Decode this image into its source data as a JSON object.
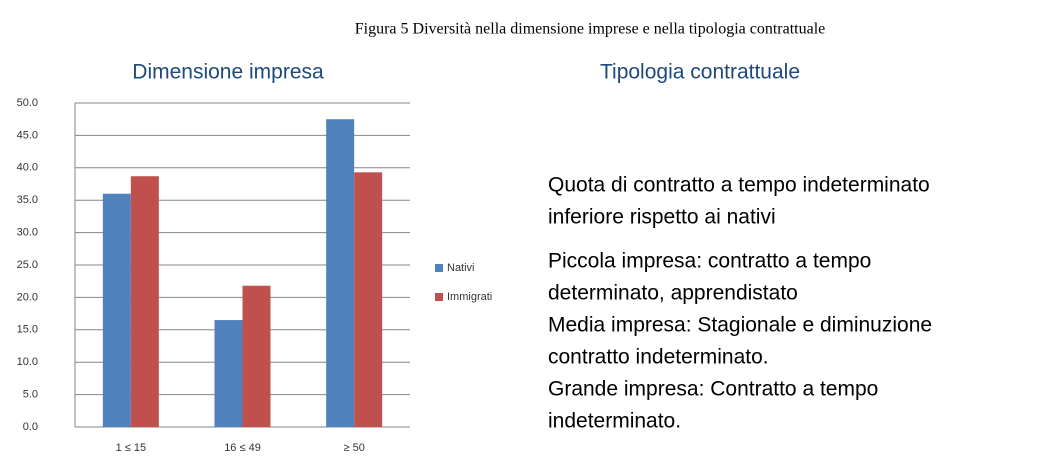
{
  "caption": "Figura 5 Diversità nella dimensione imprese e nella tipologia contrattuale",
  "chart_data": {
    "type": "bar",
    "title": "Dimensione impresa",
    "categories": [
      "1 ≤ 15",
      "16 ≤ 49",
      "≥ 50"
    ],
    "series": [
      {
        "name": "Nativi",
        "color": "#4f81bd",
        "values": [
          36.0,
          16.5,
          47.5
        ]
      },
      {
        "name": "Immigrati",
        "color": "#c0504d",
        "values": [
          38.7,
          21.8,
          39.3
        ]
      }
    ],
    "ylim": [
      0,
      50
    ],
    "yticks": [
      {
        "value": 0,
        "label": "0.0"
      },
      {
        "value": 5,
        "label": "5.0"
      },
      {
        "value": 10,
        "label": "10.0"
      },
      {
        "value": 15,
        "label": "15.0"
      },
      {
        "value": 20,
        "label": "20.0"
      },
      {
        "value": 25,
        "label": "25.0"
      },
      {
        "value": 30,
        "label": "30.0"
      },
      {
        "value": 35,
        "label": "35.0"
      },
      {
        "value": 40,
        "label": "40.0"
      },
      {
        "value": 45,
        "label": "45.0"
      },
      {
        "value": 50,
        "label": "50.0"
      }
    ],
    "grid": true,
    "legend": "right"
  },
  "panel": {
    "title": "Tipologia contrattuale",
    "paragraphs": [
      [
        "Quota di contratto a tempo indeterminato",
        "inferiore rispetto ai nativi"
      ],
      [
        "Piccola impresa: contratto a tempo",
        "determinato, apprendistato",
        "Media impresa: Stagionale e diminuzione",
        "contratto indeterminato.",
        "Grande impresa: Contratto a tempo",
        "indeterminato."
      ]
    ]
  }
}
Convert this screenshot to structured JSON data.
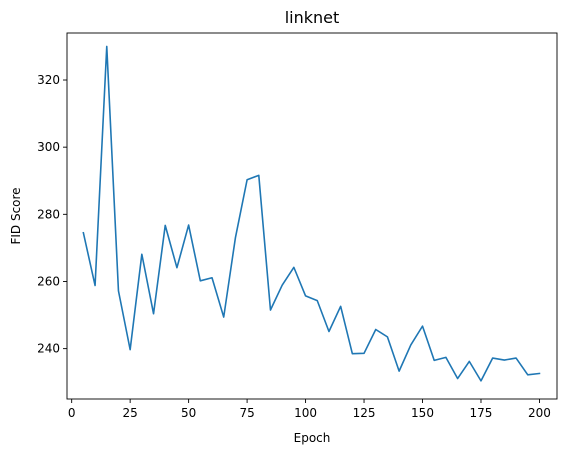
{
  "chart_data": {
    "type": "line",
    "title": "linknet",
    "xlabel": "Epoch",
    "ylabel": "FID Score",
    "xlim": [
      -2,
      207.5
    ],
    "ylim": [
      225,
      334
    ],
    "xticks": [
      0,
      25,
      50,
      75,
      100,
      125,
      150,
      175,
      200
    ],
    "yticks": [
      240,
      260,
      280,
      300,
      320
    ],
    "grid": false,
    "legend": "none",
    "series": [
      {
        "color": "#1f77b4",
        "x": [
          5,
          10,
          15,
          20,
          25,
          30,
          35,
          40,
          45,
          50,
          55,
          60,
          65,
          70,
          75,
          80,
          85,
          90,
          95,
          100,
          105,
          110,
          115,
          120,
          125,
          130,
          135,
          140,
          145,
          150,
          155,
          160,
          165,
          170,
          175,
          180,
          185,
          190,
          195,
          200
        ],
        "y": [
          274.5,
          258.8,
          330.0,
          257.2,
          239.7,
          268.1,
          250.4,
          276.7,
          264.1,
          276.8,
          260.2,
          261.1,
          249.4,
          273.0,
          290.3,
          291.6,
          251.5,
          258.9,
          264.2,
          255.7,
          254.3,
          245.1,
          252.6,
          238.5,
          238.6,
          245.7,
          243.5,
          233.3,
          241.1,
          246.7,
          236.5,
          237.4,
          231.1,
          236.2,
          230.4,
          237.2,
          236.6,
          237.2,
          232.2,
          232.6
        ]
      }
    ]
  }
}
+===+
#### WHAT IS ASKED:
Search the data for "title" and list every line in which it occurs.

#### CORRECT RESULT:
    "title": "Dimensione impresa",
    "title": "Tipologia contrattuale",
    "title": "linknet",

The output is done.